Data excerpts
★ ★ ★

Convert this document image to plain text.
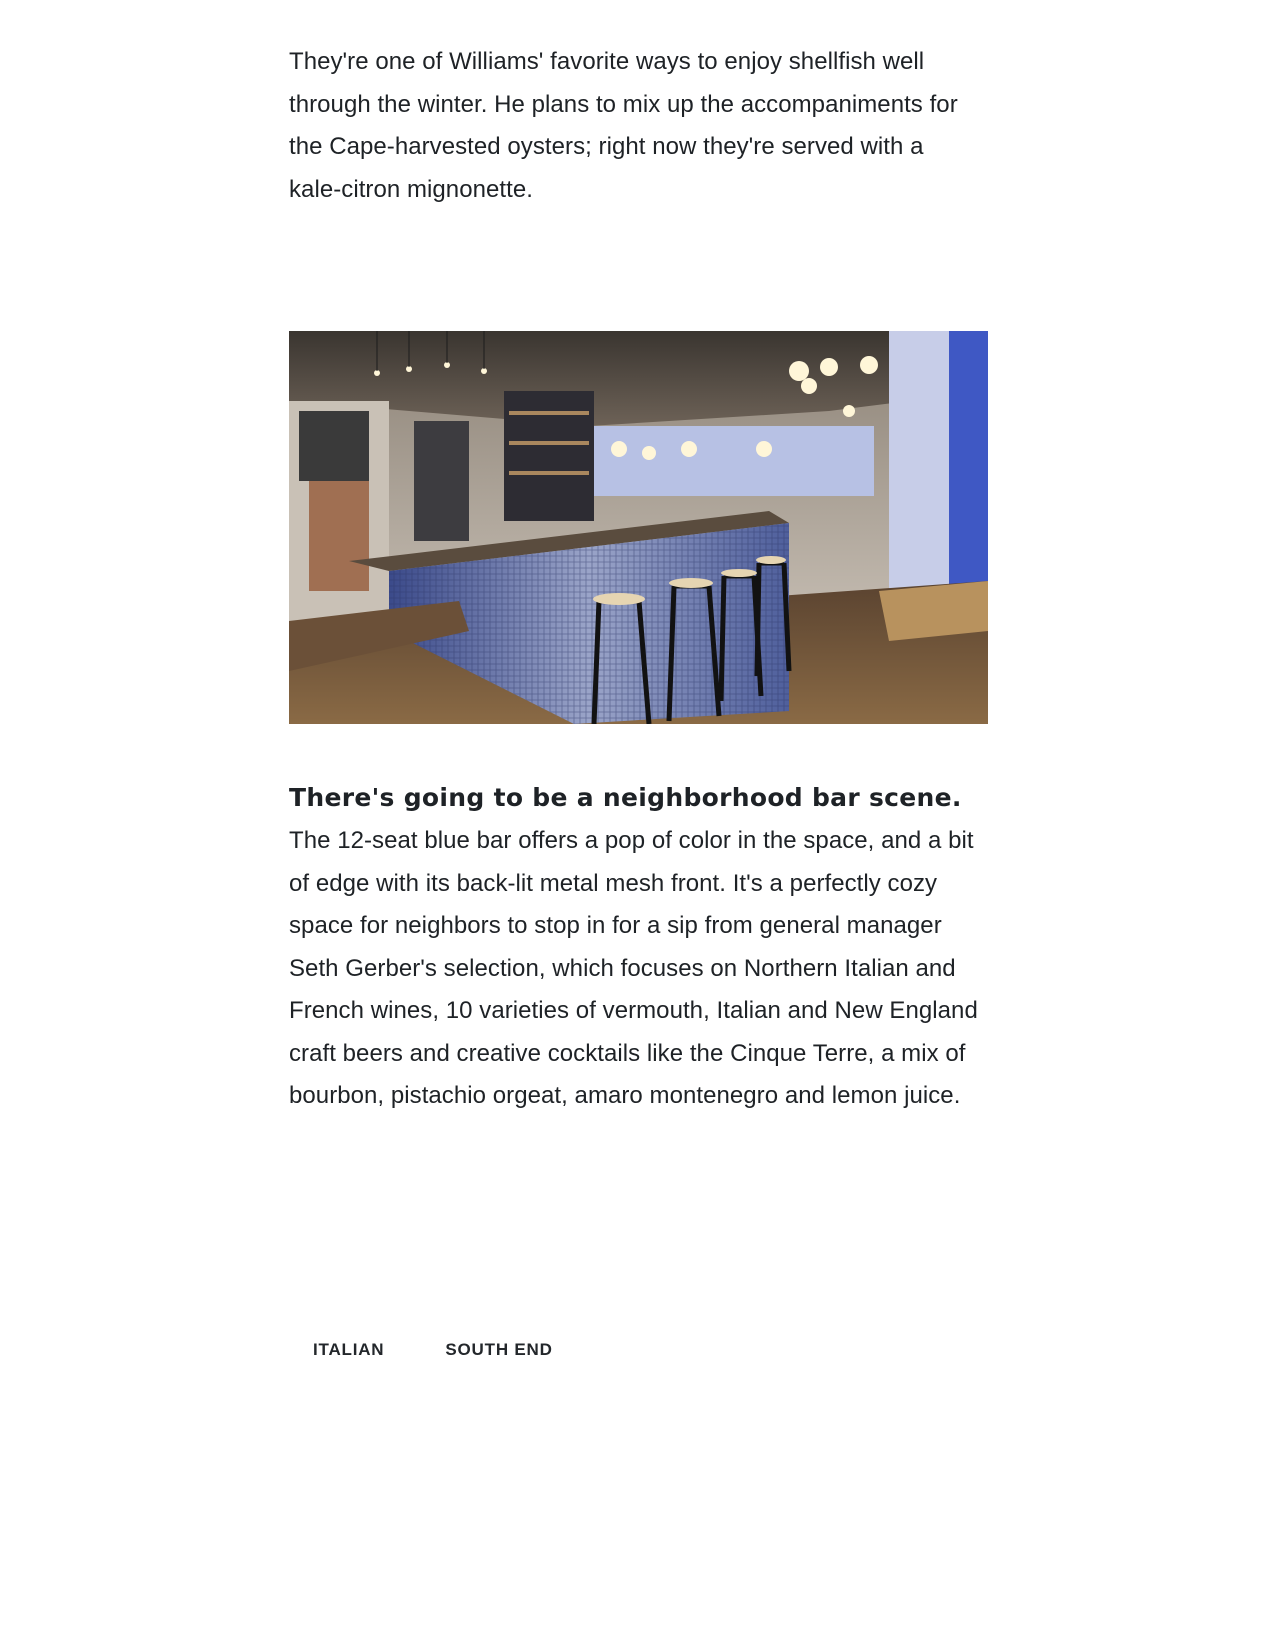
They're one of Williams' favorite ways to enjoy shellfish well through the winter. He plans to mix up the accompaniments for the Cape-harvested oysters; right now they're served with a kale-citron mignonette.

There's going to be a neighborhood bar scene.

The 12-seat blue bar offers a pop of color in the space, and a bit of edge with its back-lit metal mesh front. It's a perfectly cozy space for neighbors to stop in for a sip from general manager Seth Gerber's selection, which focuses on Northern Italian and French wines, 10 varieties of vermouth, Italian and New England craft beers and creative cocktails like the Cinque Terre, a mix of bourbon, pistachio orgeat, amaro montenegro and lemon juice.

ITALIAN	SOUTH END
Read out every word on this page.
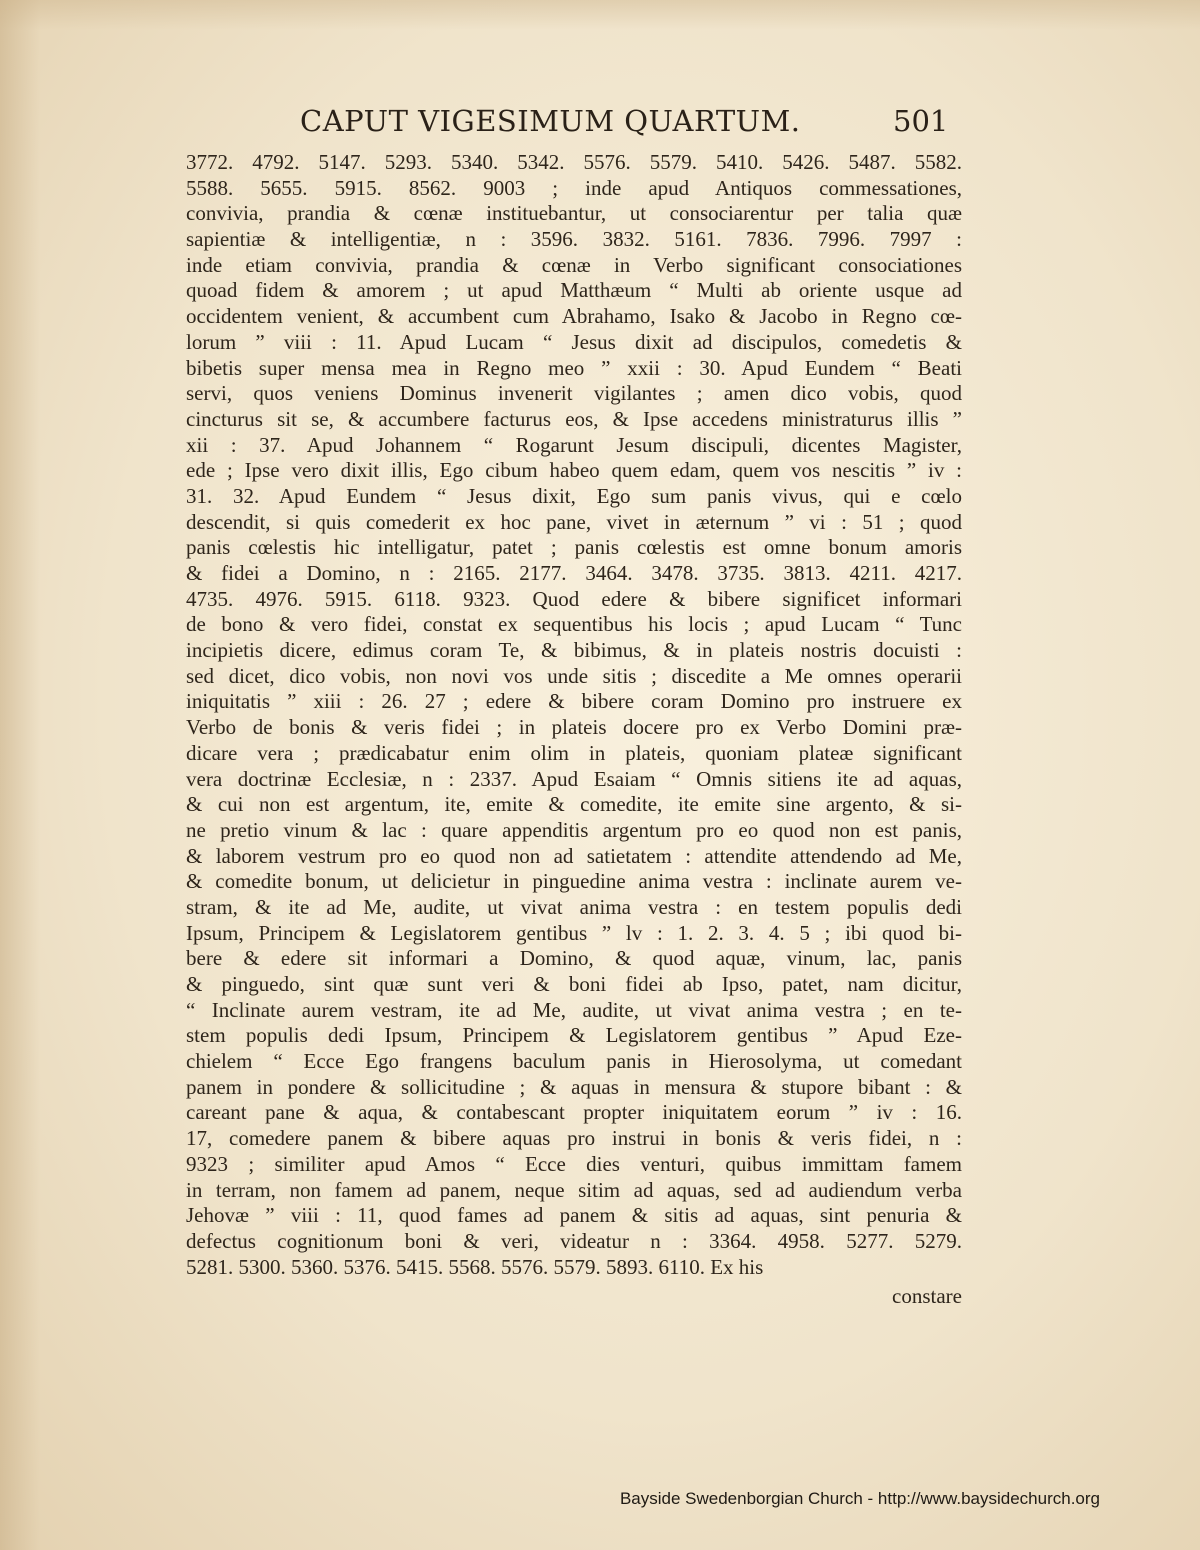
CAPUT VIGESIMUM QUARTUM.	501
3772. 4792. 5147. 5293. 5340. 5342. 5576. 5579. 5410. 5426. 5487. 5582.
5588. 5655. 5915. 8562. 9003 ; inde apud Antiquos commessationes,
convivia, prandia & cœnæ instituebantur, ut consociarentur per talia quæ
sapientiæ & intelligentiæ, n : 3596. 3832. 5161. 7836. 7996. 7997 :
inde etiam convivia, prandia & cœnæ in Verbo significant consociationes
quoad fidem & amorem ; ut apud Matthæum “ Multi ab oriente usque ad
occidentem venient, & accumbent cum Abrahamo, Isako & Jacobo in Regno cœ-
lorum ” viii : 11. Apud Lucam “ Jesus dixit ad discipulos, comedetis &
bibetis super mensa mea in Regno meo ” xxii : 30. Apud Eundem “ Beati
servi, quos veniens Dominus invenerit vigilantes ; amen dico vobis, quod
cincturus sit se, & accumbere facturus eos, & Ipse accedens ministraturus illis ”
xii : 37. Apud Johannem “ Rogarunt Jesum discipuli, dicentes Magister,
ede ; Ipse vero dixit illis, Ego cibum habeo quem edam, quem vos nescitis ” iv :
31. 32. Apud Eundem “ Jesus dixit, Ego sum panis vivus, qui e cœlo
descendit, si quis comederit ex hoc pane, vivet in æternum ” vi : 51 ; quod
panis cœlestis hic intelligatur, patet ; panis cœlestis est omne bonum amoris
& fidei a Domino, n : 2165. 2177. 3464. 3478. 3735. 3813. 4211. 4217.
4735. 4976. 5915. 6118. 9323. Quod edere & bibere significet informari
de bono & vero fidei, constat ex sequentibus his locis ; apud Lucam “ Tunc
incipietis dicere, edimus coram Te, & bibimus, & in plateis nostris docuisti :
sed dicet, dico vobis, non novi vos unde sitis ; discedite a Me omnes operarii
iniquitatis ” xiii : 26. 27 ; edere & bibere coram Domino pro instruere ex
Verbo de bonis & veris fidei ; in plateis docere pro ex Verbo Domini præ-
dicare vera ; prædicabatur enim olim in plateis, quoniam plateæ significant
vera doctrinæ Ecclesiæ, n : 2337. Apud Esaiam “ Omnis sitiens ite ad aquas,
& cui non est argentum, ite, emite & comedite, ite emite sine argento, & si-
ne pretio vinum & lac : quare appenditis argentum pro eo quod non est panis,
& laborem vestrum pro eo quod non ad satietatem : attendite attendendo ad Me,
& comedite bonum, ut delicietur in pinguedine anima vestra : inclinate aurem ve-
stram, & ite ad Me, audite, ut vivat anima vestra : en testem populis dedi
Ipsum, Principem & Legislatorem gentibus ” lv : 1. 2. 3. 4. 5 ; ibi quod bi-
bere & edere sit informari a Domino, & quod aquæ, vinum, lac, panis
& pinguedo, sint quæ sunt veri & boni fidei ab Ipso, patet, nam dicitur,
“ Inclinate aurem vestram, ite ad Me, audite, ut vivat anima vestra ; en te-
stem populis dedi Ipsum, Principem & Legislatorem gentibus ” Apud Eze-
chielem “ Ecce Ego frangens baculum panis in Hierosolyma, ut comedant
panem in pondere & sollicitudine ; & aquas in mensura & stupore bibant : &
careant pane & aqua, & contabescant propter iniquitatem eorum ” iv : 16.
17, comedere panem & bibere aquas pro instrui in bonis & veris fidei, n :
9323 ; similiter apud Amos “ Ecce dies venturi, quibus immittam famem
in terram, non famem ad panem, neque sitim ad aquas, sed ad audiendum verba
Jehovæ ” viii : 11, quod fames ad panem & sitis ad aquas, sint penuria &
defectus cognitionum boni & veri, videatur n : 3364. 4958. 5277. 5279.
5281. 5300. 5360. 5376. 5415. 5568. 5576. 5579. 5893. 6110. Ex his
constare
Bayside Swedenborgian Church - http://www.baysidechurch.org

★ ★ ★

• [YOUR OBJECTIVE]: Report how many lines in the records above contain the word "vinum", giving only the number.

• [THE RESULT]: 2